## Short exercise
Strip the pictures and reproduce the rest of the listing exactly.

○ ○ ○ ○

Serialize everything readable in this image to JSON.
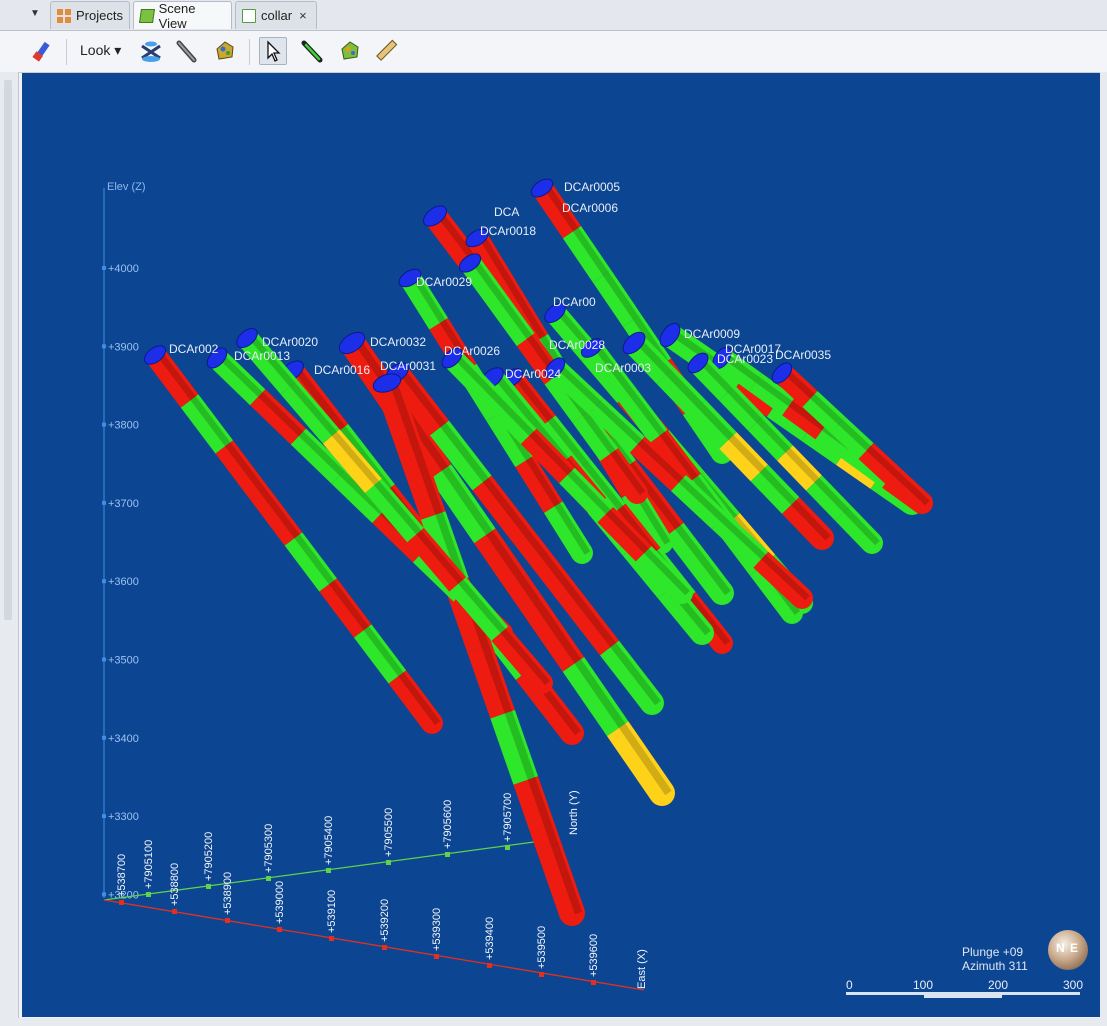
{
  "tabs": [
    {
      "label": "Projects",
      "icon": "projects-icon"
    },
    {
      "label": "Scene View",
      "icon": "scene-view-icon",
      "active": true
    },
    {
      "label": "collar",
      "icon": "table-icon",
      "closable": true
    }
  ],
  "tab_close_glyph": "×",
  "toolbar": {
    "look_label": "Look",
    "tools": [
      "pick-icon",
      "look-icon",
      "scene-tool-icon",
      "drill-icon",
      "ore-icon",
      "select-pointer-icon",
      "draw-line-icon",
      "surface-icon",
      "ruler-icon"
    ]
  },
  "scene": {
    "elev_axis_label": "Elev (Z)",
    "elev_ticks": [
      "+4000",
      "+3900",
      "+3800",
      "+3700",
      "+3600",
      "+3500",
      "+3400",
      "+3300",
      "+3200"
    ],
    "north_axis_label": "North (Y)",
    "north_ticks": [
      "+7905100",
      "+7905200",
      "+7905300",
      "+7905400",
      "+7905500",
      "+7905600",
      "+7905700"
    ],
    "east_axis_label": "East (X)",
    "east_ticks": [
      "+538700",
      "+538800",
      "+538900",
      "+539000",
      "+539100",
      "+539200",
      "+539300",
      "+539400",
      "+539500",
      "+539600"
    ],
    "hole_labels": [
      "DCAr0005",
      "DCAr0006",
      "DCAr0018",
      "DCA",
      "DCAr0029",
      "DCAr00",
      "DCAr002",
      "DCAr0020",
      "DCAr0013",
      "DCAr0016",
      "DCAr0032",
      "DCAr0031",
      "DCAr0026",
      "DCAr0024",
      "DCAr0028",
      "DCAr0009",
      "DCAr0017",
      "DCAr0023",
      "DCAr0035",
      "DCAr0003"
    ],
    "plunge": "Plunge +09",
    "azimuth": "Azimuth 311",
    "scale_ticks": [
      "0",
      "100",
      "200",
      "300"
    ],
    "compass_glyphs": [
      "N",
      "E"
    ],
    "colors": {
      "background": "#0c4592",
      "interval_red": "#ee1c10",
      "interval_green": "#2ee62a",
      "interval_yellow": "#ffd21a",
      "collar_blue": "#1d2ee8",
      "axis_elev": "#3f8fe0",
      "axis_north": "#5fd34a",
      "axis_east": "#e23020"
    }
  }
}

○ ○ ○ ○

## Problem solution
Serialize everything readable in this image to JSON.
{
  "tabs": [
    {
      "label": "Projects",
      "icon": "projects-icon"
    },
    {
      "label": "Scene View",
      "icon": "scene-view-icon",
      "active": true
    },
    {
      "label": "collar",
      "icon": "table-icon",
      "closable": true
    }
  ],
  "tab_close_glyph": "×",
  "toolbar": {
    "look_label": "Look",
    "tools": [
      "pick-icon",
      "look-icon",
      "scene-tool-icon",
      "drill-icon",
      "ore-icon",
      "select-pointer-icon",
      "draw-line-icon",
      "surface-icon",
      "ruler-icon"
    ]
  },
  "scene": {
    "elev_axis_label": "Elev (Z)",
    "elev_ticks": [
      "+4000",
      "+3900",
      "+3800",
      "+3700",
      "+3600",
      "+3500",
      "+3400",
      "+3300",
      "+3200"
    ],
    "north_axis_label": "North (Y)",
    "north_ticks": [
      "+7905100",
      "+7905200",
      "+7905300",
      "+7905400",
      "+7905500",
      "+7905600",
      "+7905700"
    ],
    "east_axis_label": "East (X)",
    "east_ticks": [
      "+538700",
      "+538800",
      "+538900",
      "+539000",
      "+539100",
      "+539200",
      "+539300",
      "+539400",
      "+539500",
      "+539600"
    ],
    "hole_labels": [
      "DCAr0005",
      "DCAr0006",
      "DCAr0018",
      "DCA",
      "DCAr0029",
      "DCAr00",
      "DCAr002",
      "DCAr0020",
      "DCAr0013",
      "DCAr0016",
      "DCAr0032",
      "DCAr0031",
      "DCAr0026",
      "DCAr0024",
      "DCAr0028",
      "DCAr0009",
      "DCAr0017",
      "DCAr0023",
      "DCAr0035",
      "DCAr0003"
    ],
    "plunge": "Plunge +09",
    "azimuth": "Azimuth 311",
    "scale_ticks": [
      "0",
      "100",
      "200",
      "300"
    ],
    "compass_glyphs": [
      "N",
      "E"
    ],
    "colors": {
      "background": "#0c4592",
      "interval_red": "#ee1c10",
      "interval_green": "#2ee62a",
      "interval_yellow": "#ffd21a",
      "collar_blue": "#1d2ee8",
      "axis_elev": "#3f8fe0",
      "axis_north": "#5fd34a",
      "axis_east": "#e23020"
    }
  }
}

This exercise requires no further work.